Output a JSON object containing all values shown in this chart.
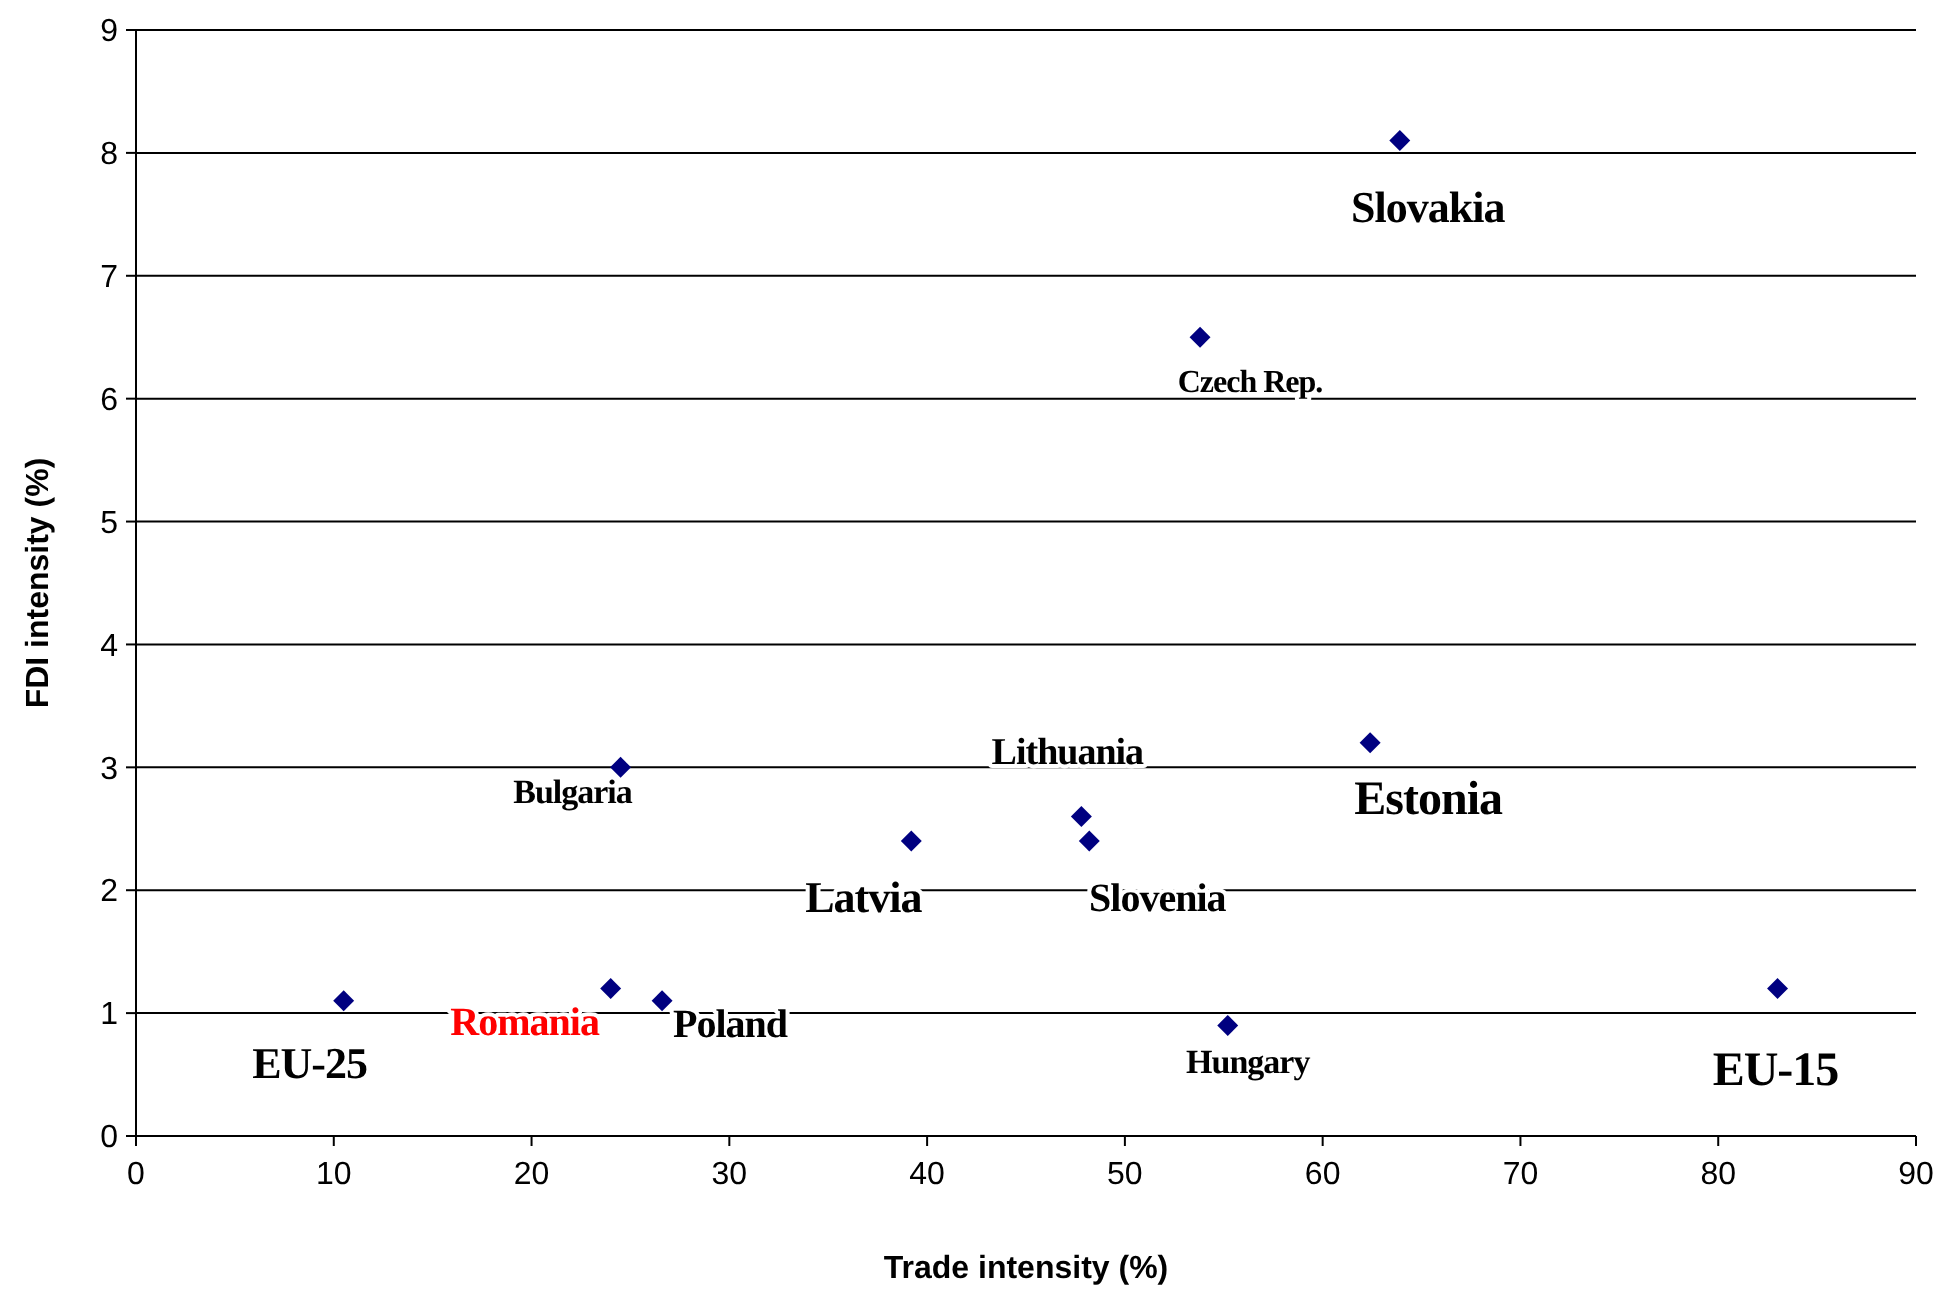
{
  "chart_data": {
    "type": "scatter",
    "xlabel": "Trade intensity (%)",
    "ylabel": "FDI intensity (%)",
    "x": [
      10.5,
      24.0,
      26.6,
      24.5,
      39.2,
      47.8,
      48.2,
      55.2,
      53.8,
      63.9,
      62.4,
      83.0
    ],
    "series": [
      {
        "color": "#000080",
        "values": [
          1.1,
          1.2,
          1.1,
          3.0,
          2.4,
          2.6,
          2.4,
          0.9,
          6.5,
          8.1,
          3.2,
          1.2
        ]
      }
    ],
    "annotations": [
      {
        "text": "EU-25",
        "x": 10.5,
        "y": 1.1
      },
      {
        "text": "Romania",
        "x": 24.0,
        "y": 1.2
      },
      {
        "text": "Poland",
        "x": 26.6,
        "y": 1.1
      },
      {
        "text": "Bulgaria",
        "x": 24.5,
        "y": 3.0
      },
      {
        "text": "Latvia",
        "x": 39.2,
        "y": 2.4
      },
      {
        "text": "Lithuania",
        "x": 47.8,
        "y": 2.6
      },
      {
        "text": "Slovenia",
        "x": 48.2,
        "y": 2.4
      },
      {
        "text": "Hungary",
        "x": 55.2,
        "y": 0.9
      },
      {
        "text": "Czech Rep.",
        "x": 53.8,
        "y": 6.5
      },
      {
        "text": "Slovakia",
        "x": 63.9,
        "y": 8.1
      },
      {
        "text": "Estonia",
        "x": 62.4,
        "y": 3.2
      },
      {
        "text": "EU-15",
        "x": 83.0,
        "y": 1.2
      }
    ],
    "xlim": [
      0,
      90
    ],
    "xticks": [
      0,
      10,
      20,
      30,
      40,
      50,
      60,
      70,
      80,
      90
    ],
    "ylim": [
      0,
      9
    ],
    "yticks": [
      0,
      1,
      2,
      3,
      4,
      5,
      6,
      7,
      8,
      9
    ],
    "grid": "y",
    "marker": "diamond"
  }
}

BRIEF: State only the number of lines in these entries that contain "text".

EXPECTED ANSWER: 12